# Stated goal
Return, unchanged, the rows from the line containing "Patent image size: (854, 922)." through the line containing "The nut 20 is at (58, 648).", both included.

# Supplied records
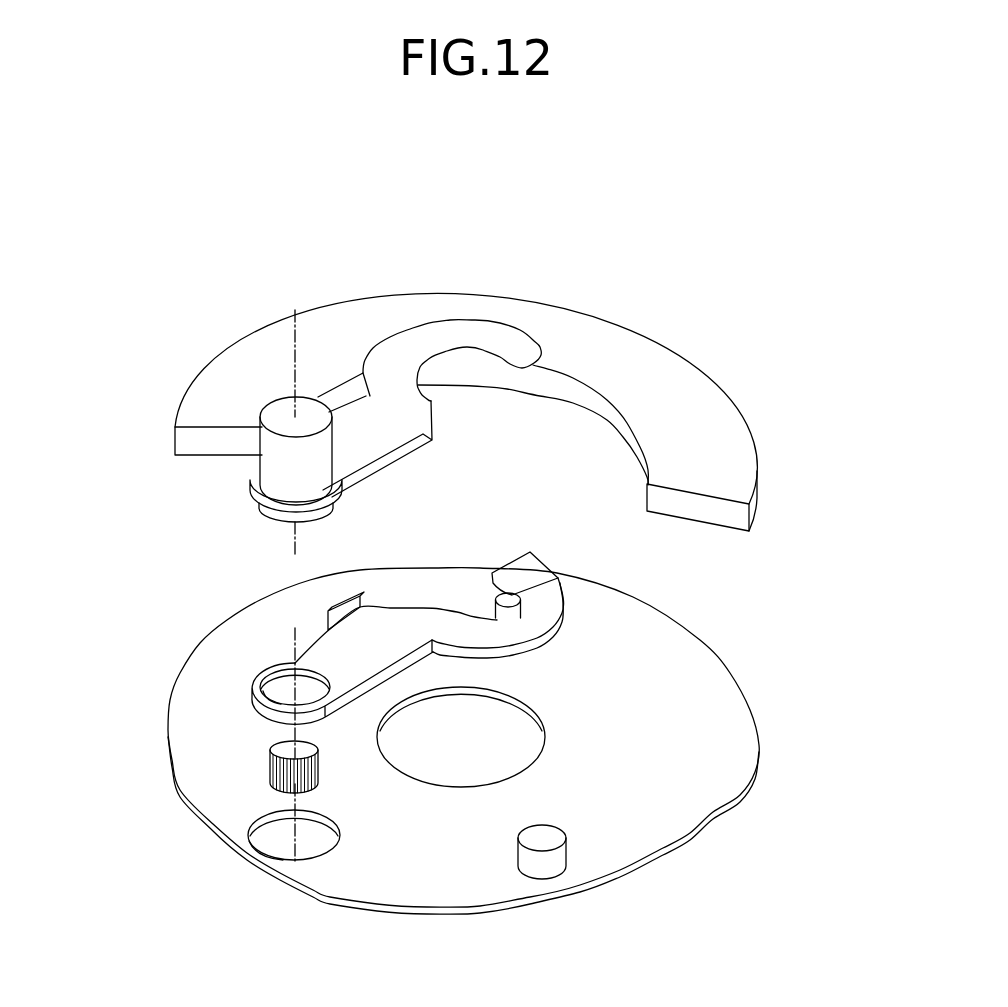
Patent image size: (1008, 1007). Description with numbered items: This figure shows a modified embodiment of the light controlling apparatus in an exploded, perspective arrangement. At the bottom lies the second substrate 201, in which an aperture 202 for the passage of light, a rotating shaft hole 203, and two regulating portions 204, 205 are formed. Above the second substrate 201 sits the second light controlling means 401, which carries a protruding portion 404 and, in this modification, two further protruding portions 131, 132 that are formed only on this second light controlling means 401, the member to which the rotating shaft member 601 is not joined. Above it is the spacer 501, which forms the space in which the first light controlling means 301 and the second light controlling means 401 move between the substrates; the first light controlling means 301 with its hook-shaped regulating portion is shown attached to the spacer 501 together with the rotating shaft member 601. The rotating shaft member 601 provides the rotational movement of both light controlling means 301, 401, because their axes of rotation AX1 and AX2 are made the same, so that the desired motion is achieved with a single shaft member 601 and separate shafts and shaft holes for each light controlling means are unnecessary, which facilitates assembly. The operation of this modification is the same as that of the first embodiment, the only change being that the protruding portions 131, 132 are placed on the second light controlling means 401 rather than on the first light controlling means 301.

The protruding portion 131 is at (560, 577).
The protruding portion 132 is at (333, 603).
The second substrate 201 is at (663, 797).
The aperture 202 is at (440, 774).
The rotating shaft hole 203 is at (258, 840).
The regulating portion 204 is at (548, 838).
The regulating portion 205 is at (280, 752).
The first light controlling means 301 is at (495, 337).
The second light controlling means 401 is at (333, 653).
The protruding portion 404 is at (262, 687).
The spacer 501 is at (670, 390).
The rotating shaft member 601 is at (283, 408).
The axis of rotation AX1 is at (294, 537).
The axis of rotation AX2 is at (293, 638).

* * *

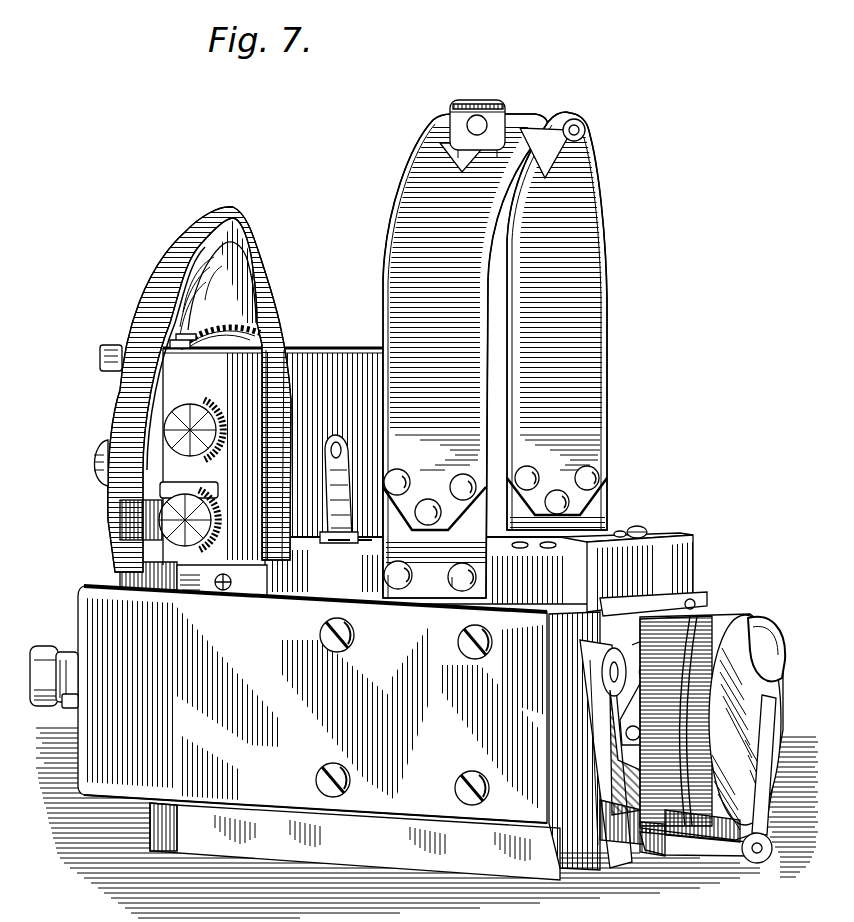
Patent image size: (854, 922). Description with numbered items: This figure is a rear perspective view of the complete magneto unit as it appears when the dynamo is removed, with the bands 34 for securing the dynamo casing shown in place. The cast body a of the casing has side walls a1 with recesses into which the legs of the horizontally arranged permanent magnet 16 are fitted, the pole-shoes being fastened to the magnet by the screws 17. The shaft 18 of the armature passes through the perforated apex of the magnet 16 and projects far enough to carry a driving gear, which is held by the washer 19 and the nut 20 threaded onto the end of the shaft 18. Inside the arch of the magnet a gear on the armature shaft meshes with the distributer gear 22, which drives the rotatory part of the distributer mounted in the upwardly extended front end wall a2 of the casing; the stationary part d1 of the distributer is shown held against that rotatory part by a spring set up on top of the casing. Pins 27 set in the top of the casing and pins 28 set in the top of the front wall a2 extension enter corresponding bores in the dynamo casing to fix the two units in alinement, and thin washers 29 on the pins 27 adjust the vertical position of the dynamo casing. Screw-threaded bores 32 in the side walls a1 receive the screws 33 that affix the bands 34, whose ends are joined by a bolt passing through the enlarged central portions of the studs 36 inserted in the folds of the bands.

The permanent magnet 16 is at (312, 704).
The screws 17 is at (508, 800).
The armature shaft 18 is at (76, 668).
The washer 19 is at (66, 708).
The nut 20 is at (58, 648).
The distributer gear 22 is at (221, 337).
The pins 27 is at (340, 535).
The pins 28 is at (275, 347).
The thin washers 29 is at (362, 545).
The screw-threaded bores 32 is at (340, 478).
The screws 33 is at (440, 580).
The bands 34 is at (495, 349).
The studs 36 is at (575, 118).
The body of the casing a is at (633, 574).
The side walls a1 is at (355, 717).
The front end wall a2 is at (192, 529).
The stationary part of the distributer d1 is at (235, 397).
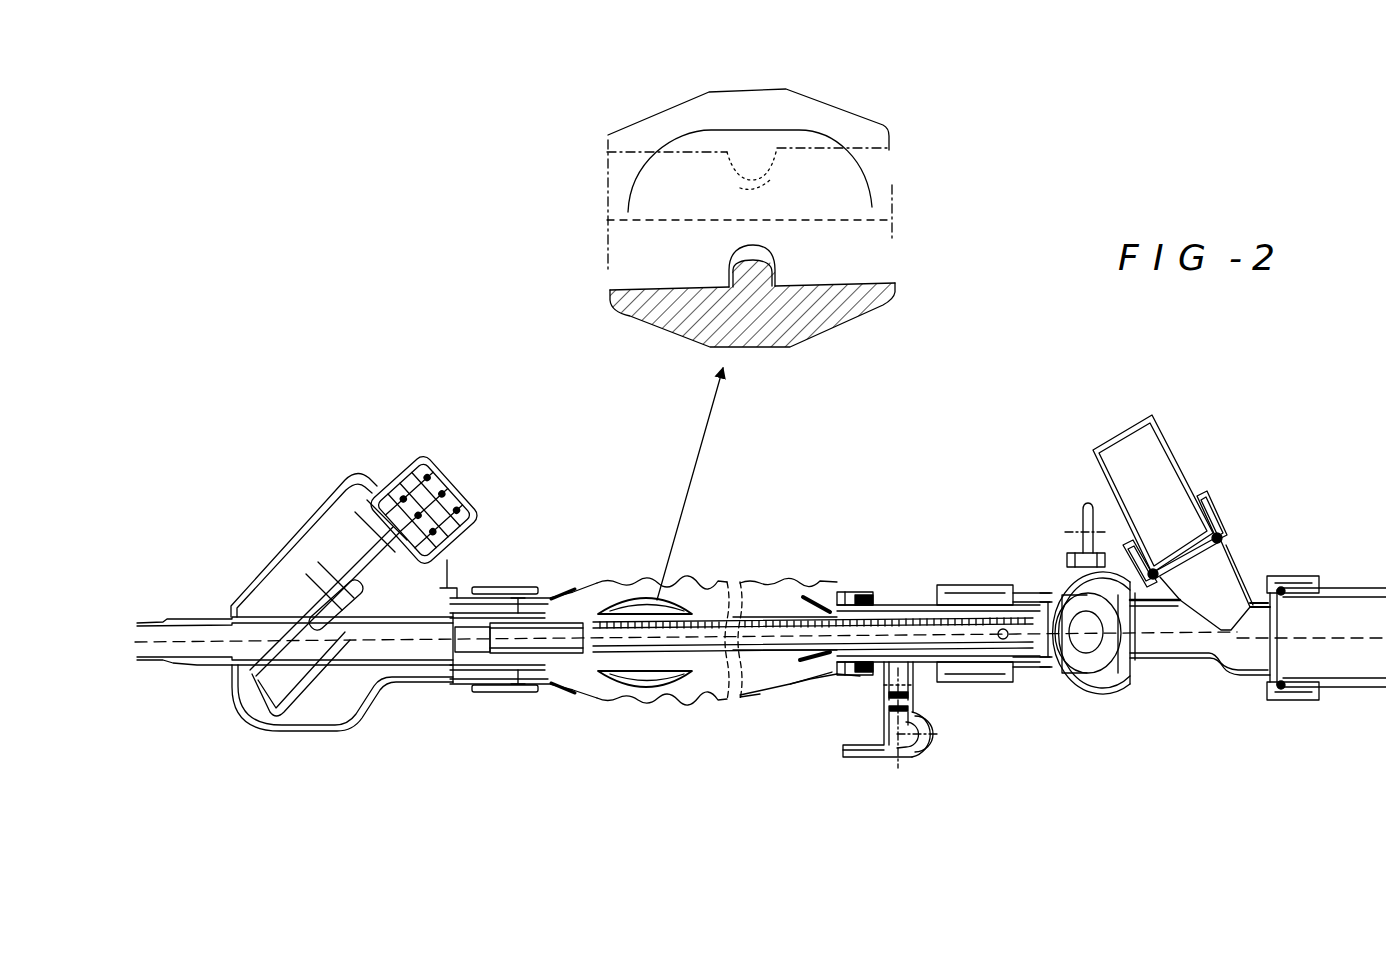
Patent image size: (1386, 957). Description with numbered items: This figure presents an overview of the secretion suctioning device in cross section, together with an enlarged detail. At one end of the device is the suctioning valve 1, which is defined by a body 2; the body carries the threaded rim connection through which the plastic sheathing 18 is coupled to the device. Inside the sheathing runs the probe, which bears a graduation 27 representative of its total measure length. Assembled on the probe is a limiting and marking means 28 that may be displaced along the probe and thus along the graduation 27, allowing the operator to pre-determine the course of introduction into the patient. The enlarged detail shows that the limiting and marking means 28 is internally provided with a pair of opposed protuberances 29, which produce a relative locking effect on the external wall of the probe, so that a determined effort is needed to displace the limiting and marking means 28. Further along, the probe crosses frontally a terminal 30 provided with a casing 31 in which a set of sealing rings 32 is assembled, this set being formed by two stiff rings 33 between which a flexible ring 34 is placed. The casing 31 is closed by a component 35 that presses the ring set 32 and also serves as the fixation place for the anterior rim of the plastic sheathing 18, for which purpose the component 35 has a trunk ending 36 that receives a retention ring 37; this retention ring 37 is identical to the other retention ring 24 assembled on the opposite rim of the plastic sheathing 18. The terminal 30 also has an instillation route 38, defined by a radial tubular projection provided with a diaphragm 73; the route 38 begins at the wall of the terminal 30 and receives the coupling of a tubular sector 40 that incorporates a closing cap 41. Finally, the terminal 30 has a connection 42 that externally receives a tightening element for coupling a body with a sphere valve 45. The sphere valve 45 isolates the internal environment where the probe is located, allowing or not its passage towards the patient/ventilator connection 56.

# Response to the task
Patent image size: (854, 922). Description with numbered items: This figure is a rear perspective view of the complete magneto unit as it appears when the dynamo is removed, with the bands 34 for securing the dynamo casing shown in place. The cast body a of the casing has side walls a1 with recesses into which the legs of the horizontally arranged permanent magnet 16 are fitted, the pole-shoes being fastened to the magnet by the screws 17. The shaft 18 of the armature passes through the perforated apex of the magnet 16 and projects far enough to carry a driving gear, which is held by the washer 19 and the nut 20 threaded onto the end of the shaft 18. Inside the arch of the magnet a gear on the armature shaft meshes with the distributer gear 22, which drives the rotatory part of the distributer mounted in the upwardly extended front end wall a2 of the casing; the stationary part d1 of the distributer is shown held against that rotatory part by a spring set up on top of the casing. Pins 27 set in the top of the casing and pins 28 set in the top of the front wall a2 extension enter corresponding bores in the dynamo casing to fix the two units in alinement, and thin washers 29 on the pins 27 adjust the vertical position of the dynamo casing. Screw-threaded bores 32 in the side walls a1 receive the screws 33 that affix the bands 34, whose ends are joined by a bolt passing through the enlarged central portions of the studs 36 inserted in the folds of the bands.

The permanent magnet 16 is at (312, 704).
The screws 17 is at (508, 800).
The armature shaft 18 is at (76, 668).
The washer 19 is at (66, 708).
The nut 20 is at (58, 648).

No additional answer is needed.